■ Extracted text
Hello,

Thanks for your testing again.

I think that your ssh invocation is the first trigger to invoke
gpg-agent (by systemd).

Does SSH work successfully, when gpg-agent is invoked by gpg, by running
something like "gpg --card-status" before running ssh?  If SSH works
after "gpg --card-status", this is another way of workaround.

Norbert Preining <norb...@preining.info> wrote:
>> It may happen when gpg-agent doesn't know DBUS_SESSION_BUSS_ADDRESS.
>
> See above, at least in my shell it is set.
>
>> >    then I switched to pinentry-gtk-2, same
>
> confirmed again.
>
>> It may happen when gpg-agent doesn't know DISPLAY or XAUTHORITY.
>
> both are set in my env.

Sorry for confusion.  I meant environment variables in the process of
gpg-agent.

You can check by:

$ gpg-connect-agent "getinfo std_startup_env" /bye

In my case, the output is like:
==========================
D TERM=xterm-256color
D DISPLAY=:0.0
D XAUTHORITY=/home/gniibe/.Xauthority
D DBUS_SESSION_BUS_ADDRESS=unix:path=/run/user/1000/bus
OK
==========================

The updatestartuptty sub-command is to update those variables from your
shell to gpg-agent running background.

■ Data lines
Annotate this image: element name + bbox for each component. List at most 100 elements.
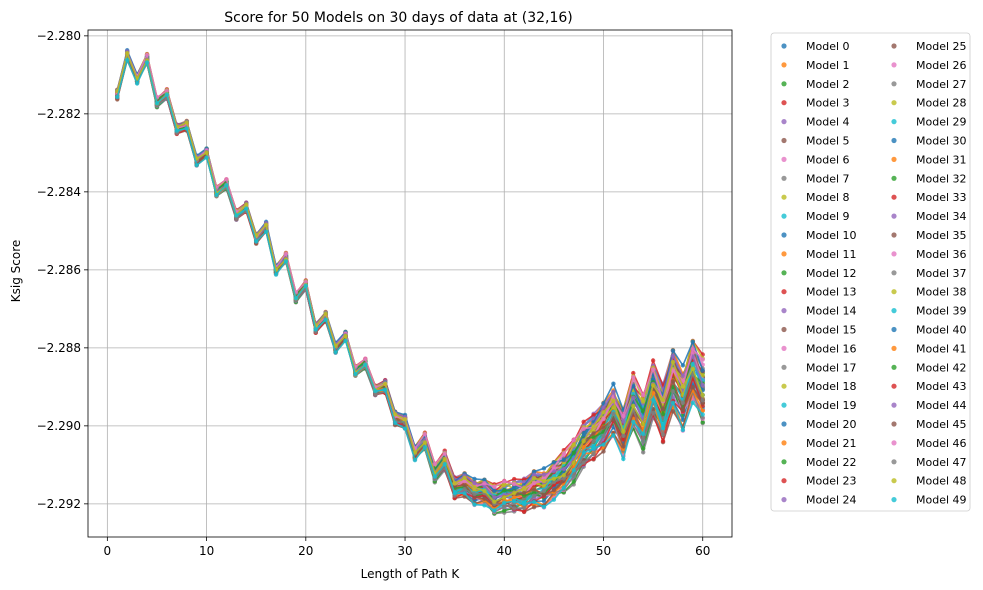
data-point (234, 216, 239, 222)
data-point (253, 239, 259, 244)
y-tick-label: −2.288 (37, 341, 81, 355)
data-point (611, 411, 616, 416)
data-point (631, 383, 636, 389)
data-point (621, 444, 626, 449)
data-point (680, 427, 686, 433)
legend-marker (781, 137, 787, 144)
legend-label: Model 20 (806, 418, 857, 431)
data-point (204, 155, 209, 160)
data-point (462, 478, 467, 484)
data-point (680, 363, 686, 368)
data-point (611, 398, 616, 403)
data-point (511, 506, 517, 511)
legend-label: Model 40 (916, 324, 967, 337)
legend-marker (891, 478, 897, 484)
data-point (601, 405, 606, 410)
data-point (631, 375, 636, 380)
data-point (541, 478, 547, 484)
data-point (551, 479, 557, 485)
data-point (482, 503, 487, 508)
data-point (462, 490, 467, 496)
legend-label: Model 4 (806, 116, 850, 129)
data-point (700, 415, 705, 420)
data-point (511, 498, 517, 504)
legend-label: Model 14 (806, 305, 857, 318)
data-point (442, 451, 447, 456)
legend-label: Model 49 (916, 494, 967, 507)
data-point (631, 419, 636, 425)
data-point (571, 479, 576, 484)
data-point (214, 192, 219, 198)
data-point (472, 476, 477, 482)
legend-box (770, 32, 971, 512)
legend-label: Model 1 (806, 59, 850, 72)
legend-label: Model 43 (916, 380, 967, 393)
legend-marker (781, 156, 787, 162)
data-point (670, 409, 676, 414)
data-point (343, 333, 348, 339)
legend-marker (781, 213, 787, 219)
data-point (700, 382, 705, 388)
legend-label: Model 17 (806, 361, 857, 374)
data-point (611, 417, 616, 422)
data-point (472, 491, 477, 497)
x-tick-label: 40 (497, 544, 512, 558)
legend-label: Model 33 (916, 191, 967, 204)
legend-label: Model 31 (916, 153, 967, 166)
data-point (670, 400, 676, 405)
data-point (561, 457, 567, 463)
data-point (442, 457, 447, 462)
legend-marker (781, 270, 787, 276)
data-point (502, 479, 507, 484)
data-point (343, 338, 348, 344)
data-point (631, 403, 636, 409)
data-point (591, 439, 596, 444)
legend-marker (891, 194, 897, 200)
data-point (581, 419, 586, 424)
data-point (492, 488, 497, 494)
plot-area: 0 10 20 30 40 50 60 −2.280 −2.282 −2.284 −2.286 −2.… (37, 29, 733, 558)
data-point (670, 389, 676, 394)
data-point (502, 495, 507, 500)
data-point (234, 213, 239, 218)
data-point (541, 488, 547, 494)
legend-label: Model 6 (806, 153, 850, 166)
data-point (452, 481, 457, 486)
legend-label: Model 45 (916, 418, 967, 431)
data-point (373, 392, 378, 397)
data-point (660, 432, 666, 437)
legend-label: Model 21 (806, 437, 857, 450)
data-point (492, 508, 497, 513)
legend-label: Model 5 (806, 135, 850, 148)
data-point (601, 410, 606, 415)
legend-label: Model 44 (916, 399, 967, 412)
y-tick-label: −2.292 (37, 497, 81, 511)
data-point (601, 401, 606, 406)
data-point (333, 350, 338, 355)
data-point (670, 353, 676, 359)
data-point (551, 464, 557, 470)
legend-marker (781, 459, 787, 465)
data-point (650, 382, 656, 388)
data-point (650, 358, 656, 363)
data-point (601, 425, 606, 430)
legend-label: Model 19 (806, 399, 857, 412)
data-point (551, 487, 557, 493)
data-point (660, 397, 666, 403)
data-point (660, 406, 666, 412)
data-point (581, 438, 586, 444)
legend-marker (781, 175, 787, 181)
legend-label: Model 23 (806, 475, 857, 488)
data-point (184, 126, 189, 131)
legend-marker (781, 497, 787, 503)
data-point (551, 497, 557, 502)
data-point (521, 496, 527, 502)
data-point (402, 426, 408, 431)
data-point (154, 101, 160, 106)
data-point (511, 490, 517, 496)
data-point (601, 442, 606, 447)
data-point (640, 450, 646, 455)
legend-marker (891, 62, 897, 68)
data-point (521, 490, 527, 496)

■ Problems to work on
- a) Transcribe the part of the email about gpg-agent starting at "I think that" and ending at "doesn't know DBUS_SESSION_BUSS_ADDRESS.".
- b) In the entries, restate word for word the lines starting at the line containing "data-point (234, 216, 239, 222)" and ending at the line containing "data-point (452, 481, 457, 486)", including both of those lines.

■ Responses by task
- a)
I think that your ssh invocation is the first trigger to invoke
gpg-agent (by systemd).

Does SSH work successfully, when gpg-agent is invoked by gpg, by running
something like "gpg --card-status" before running ssh?  If SSH works
after "gpg --card-status", this is another way of workaround.

Norbert Preining <norb...@preining.info> wrote:
>> It may happen when gpg-agent doesn't know DBUS_SESSION_BUSS_ADDRESS.

- b)
data-point (234, 216, 239, 222)
data-point (253, 239, 259, 244)
y-tick-label: −2.288 (37, 341, 81, 355)
data-point (611, 411, 616, 416)
data-point (631, 383, 636, 389)
data-point (621, 444, 626, 449)
data-point (680, 427, 686, 433)
legend-marker (781, 137, 787, 144)
legend-label: Model 20 (806, 418, 857, 431)
data-point (204, 155, 209, 160)
data-point (462, 478, 467, 484)
data-point (680, 363, 686, 368)
data-point (611, 398, 616, 403)
data-point (511, 506, 517, 511)
legend-label: Model 40 (916, 324, 967, 337)
legend-marker (891, 478, 897, 484)
data-point (601, 405, 606, 410)
data-point (631, 375, 636, 380)
data-point (541, 478, 547, 484)
data-point (551, 479, 557, 485)
data-point (482, 503, 487, 508)
data-point (462, 490, 467, 496)
legend-label: Model 4 (806, 116, 850, 129)
data-point (700, 415, 705, 420)
data-point (511, 498, 517, 504)
legend-label: Model 14 (806, 305, 857, 318)
data-point (442, 451, 447, 456)
legend-label: Model 49 (916, 494, 967, 507)
data-point (631, 419, 636, 425)
data-point (571, 479, 576, 484)
data-point (214, 192, 219, 198)
data-point (472, 476, 477, 482)
legend-box (770, 32, 971, 512)
legend-label: Model 1 (806, 59, 850, 72)
legend-label: Model 43 (916, 380, 967, 393)
legend-marker (781, 156, 787, 162)
data-point (670, 409, 676, 414)
data-point (343, 333, 348, 339)
legend-marker (781, 213, 787, 219)
data-point (700, 382, 705, 388)
legend-label: Model 17 (806, 361, 857, 374)
data-point (611, 417, 616, 422)
data-point (472, 491, 477, 497)
x-tick-label: 40 (497, 544, 512, 558)
legend-label: Model 33 (916, 191, 967, 204)
legend-label: Model 31 (916, 153, 967, 166)
data-point (670, 400, 676, 405)
data-point (561, 457, 567, 463)
data-point (442, 457, 447, 462)
legend-marker (781, 270, 787, 276)
data-point (502, 479, 507, 484)
data-point (343, 338, 348, 344)
data-point (631, 403, 636, 409)
data-point (591, 439, 596, 444)
legend-marker (891, 194, 897, 200)
data-point (581, 419, 586, 424)
data-point (492, 488, 497, 494)
plot-area: 0 10 20 30 40 50 60 −2.280 −2.282 −2.284 −2.286 −2.… (37, 29, 733, 558)
data-point (670, 389, 676, 394)
data-point (502, 495, 507, 500)
data-point (234, 213, 239, 218)
data-point (541, 488, 547, 494)
legend-label: Model 6 (806, 153, 850, 166)
data-point (452, 481, 457, 486)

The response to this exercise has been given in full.